■ **Exercise**: Report, as a bare number, how many lines hold "this".

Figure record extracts
□ □ □ □ □
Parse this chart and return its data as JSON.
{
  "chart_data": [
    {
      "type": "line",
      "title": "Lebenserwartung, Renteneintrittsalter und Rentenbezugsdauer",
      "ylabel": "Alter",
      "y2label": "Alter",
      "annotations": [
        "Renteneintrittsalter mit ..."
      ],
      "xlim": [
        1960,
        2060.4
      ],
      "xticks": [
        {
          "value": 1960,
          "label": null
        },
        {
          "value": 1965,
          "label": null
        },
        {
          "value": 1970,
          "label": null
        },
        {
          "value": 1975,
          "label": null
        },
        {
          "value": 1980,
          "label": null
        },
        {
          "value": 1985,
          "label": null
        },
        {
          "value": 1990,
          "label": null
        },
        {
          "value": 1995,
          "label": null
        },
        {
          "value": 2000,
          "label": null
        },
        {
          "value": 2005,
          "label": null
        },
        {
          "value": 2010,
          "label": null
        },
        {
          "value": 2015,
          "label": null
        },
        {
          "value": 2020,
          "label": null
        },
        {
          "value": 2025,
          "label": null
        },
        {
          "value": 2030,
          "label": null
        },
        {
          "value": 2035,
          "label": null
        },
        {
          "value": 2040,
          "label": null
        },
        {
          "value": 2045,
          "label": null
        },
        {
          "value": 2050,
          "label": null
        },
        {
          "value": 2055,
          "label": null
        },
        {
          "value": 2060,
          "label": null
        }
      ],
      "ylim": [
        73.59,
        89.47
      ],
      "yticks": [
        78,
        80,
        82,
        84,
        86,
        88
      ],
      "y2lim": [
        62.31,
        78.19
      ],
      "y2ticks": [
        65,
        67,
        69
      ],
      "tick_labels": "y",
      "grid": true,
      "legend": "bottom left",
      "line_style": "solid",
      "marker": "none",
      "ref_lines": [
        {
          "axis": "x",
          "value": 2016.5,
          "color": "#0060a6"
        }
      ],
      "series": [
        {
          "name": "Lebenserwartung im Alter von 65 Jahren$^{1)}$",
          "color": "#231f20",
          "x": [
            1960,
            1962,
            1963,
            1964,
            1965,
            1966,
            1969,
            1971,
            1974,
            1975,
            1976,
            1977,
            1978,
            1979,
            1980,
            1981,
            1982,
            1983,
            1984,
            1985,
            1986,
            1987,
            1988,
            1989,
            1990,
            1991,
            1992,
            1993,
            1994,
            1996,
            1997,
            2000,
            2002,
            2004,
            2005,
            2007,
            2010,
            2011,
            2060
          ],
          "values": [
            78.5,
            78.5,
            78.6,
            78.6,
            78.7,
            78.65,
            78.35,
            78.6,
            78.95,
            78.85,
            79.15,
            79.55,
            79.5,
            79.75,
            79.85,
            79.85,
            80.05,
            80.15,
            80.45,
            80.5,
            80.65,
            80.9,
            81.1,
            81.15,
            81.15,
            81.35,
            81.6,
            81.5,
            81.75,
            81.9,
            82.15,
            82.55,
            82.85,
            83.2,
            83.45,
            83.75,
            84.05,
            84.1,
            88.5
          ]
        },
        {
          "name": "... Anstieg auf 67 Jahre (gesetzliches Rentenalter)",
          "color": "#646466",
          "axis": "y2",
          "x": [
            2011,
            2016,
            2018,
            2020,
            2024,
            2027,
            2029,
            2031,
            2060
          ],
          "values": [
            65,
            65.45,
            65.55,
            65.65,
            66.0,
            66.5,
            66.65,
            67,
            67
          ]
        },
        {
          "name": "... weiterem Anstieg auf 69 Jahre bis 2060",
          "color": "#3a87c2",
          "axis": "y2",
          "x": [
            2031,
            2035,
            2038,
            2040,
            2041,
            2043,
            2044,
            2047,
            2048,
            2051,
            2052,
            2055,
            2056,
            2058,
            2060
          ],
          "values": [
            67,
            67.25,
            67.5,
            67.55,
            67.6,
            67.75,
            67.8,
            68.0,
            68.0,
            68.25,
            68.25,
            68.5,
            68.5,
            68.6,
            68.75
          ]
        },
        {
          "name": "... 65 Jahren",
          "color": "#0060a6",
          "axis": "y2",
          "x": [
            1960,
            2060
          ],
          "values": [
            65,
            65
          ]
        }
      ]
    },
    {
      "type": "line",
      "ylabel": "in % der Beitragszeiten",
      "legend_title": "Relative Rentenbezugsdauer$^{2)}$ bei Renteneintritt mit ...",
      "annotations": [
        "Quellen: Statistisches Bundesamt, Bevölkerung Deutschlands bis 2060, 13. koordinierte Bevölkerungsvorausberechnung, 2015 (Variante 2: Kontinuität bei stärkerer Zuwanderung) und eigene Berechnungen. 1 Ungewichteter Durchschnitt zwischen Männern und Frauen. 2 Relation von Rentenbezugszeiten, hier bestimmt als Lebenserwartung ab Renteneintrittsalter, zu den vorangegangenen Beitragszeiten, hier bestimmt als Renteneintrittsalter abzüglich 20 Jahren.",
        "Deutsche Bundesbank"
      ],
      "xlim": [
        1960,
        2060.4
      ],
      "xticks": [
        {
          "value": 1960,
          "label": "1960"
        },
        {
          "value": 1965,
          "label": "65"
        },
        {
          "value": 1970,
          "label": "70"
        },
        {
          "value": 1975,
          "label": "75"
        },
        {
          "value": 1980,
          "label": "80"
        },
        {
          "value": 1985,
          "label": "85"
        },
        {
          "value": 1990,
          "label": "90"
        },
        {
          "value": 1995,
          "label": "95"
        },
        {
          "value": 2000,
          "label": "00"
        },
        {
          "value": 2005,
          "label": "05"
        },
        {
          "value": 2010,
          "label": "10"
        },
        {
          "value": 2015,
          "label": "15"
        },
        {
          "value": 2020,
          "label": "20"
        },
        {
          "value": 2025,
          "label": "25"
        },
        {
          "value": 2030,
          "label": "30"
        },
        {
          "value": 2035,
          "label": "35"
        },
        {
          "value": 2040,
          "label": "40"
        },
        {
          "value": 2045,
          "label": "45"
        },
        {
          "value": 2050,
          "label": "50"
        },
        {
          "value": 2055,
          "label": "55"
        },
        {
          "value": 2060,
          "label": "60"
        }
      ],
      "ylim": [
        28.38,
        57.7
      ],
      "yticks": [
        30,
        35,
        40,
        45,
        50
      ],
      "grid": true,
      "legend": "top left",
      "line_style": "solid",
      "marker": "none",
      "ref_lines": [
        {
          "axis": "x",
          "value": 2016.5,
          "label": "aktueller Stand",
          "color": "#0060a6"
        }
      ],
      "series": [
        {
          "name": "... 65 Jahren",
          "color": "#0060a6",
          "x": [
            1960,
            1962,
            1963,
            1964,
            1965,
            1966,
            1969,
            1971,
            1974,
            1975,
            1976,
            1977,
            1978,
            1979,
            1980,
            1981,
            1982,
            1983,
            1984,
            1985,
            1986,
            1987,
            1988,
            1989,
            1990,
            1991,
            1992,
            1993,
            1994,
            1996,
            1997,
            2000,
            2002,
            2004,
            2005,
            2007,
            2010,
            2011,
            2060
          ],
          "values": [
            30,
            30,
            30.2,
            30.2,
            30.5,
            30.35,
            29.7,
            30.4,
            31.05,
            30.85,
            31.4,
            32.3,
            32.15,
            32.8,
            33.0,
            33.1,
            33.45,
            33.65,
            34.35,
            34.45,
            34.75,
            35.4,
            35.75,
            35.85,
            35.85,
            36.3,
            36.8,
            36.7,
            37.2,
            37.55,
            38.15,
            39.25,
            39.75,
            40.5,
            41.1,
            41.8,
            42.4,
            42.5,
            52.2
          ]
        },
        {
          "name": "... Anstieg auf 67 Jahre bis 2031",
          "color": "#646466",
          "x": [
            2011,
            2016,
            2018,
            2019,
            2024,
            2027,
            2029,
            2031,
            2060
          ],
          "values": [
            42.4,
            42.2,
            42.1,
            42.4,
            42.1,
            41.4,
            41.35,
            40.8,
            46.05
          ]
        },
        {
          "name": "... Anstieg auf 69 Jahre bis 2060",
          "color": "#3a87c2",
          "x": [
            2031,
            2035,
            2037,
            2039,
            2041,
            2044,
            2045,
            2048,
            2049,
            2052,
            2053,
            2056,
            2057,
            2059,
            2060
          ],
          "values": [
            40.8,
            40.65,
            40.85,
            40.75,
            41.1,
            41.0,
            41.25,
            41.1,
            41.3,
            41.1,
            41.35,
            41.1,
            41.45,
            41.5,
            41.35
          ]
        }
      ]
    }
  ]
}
□ □ □ □ □
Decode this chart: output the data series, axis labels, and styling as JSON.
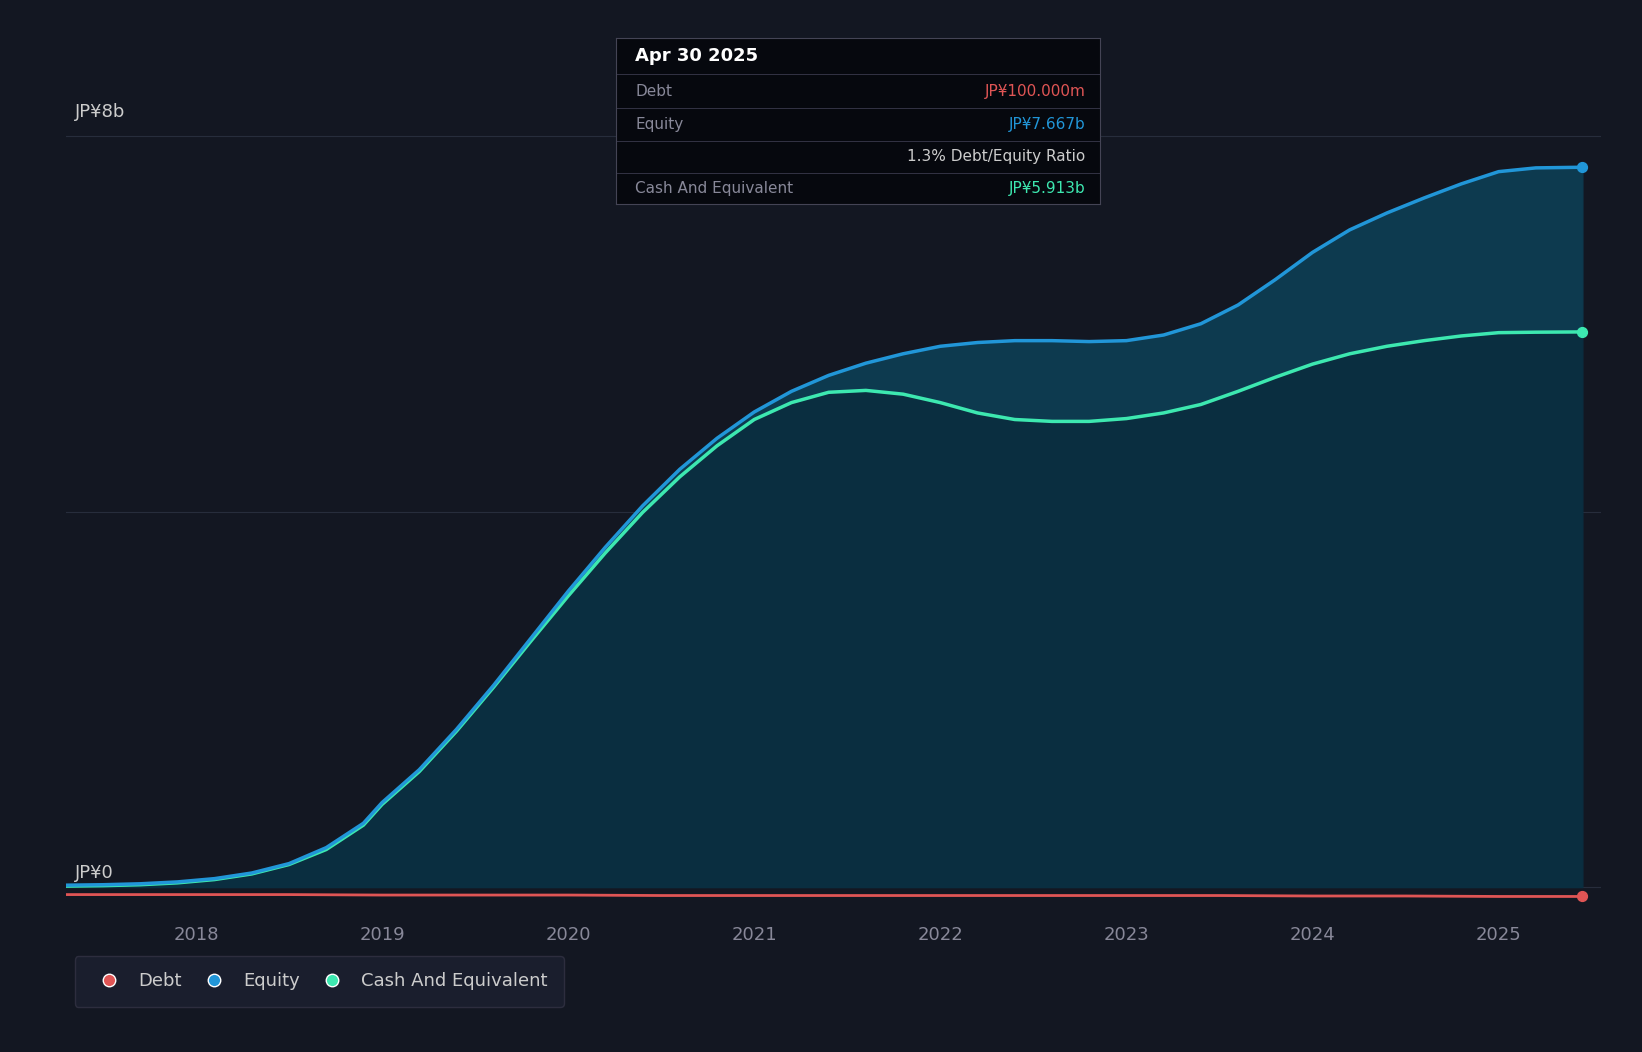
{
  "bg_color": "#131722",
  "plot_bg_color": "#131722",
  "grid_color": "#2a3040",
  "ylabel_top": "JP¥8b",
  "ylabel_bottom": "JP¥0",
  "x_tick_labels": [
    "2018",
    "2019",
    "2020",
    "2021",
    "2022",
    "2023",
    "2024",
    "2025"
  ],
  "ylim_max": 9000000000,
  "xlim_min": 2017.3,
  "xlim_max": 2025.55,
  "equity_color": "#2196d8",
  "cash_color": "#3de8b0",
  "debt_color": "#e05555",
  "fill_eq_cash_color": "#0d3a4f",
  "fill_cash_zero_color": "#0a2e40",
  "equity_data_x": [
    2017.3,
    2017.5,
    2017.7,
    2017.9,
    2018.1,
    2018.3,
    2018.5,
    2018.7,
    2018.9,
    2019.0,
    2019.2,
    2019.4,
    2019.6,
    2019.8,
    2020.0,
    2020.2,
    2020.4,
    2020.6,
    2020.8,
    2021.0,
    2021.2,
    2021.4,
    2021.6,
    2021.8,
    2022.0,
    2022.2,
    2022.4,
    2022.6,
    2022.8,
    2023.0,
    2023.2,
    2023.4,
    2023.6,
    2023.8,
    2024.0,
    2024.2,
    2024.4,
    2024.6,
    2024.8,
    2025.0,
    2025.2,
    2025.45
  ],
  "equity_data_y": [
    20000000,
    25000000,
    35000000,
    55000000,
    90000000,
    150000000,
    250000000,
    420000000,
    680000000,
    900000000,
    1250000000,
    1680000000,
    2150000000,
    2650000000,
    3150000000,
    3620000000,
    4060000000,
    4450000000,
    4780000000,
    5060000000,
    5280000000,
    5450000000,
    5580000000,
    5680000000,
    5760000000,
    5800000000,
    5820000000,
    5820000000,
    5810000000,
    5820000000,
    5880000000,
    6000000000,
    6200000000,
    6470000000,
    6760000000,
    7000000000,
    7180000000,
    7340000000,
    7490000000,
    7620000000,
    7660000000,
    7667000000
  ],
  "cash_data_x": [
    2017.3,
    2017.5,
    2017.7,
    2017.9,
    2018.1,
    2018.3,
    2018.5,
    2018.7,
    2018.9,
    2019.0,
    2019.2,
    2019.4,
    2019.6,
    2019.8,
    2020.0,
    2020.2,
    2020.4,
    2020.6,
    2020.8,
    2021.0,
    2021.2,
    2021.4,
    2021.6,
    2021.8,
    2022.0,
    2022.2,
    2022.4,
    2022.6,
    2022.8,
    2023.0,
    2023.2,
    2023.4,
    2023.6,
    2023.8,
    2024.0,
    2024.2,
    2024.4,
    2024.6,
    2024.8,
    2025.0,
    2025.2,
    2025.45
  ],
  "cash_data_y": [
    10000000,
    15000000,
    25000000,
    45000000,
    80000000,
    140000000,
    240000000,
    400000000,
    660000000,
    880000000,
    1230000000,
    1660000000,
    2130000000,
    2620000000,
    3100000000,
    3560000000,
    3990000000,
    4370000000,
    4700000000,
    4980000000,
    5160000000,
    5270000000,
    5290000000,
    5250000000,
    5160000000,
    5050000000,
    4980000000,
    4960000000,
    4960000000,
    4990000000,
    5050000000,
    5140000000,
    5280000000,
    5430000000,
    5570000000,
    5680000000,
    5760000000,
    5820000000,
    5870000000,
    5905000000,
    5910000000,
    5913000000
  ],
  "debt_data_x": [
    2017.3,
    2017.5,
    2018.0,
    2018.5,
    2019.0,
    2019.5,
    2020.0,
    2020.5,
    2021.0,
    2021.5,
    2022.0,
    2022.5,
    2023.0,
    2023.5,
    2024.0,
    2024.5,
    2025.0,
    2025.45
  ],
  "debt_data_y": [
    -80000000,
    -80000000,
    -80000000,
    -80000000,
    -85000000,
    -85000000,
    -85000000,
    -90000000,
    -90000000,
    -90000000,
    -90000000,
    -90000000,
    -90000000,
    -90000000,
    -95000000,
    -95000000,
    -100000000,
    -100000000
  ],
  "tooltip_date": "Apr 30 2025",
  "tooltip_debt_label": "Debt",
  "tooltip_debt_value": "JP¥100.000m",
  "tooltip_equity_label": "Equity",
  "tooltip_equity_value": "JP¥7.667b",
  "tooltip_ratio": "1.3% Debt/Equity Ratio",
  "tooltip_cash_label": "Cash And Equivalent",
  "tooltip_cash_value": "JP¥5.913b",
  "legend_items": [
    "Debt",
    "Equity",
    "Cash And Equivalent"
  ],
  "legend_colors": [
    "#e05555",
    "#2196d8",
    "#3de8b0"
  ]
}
□ □ □ □ □
■ **Exercise output**: 2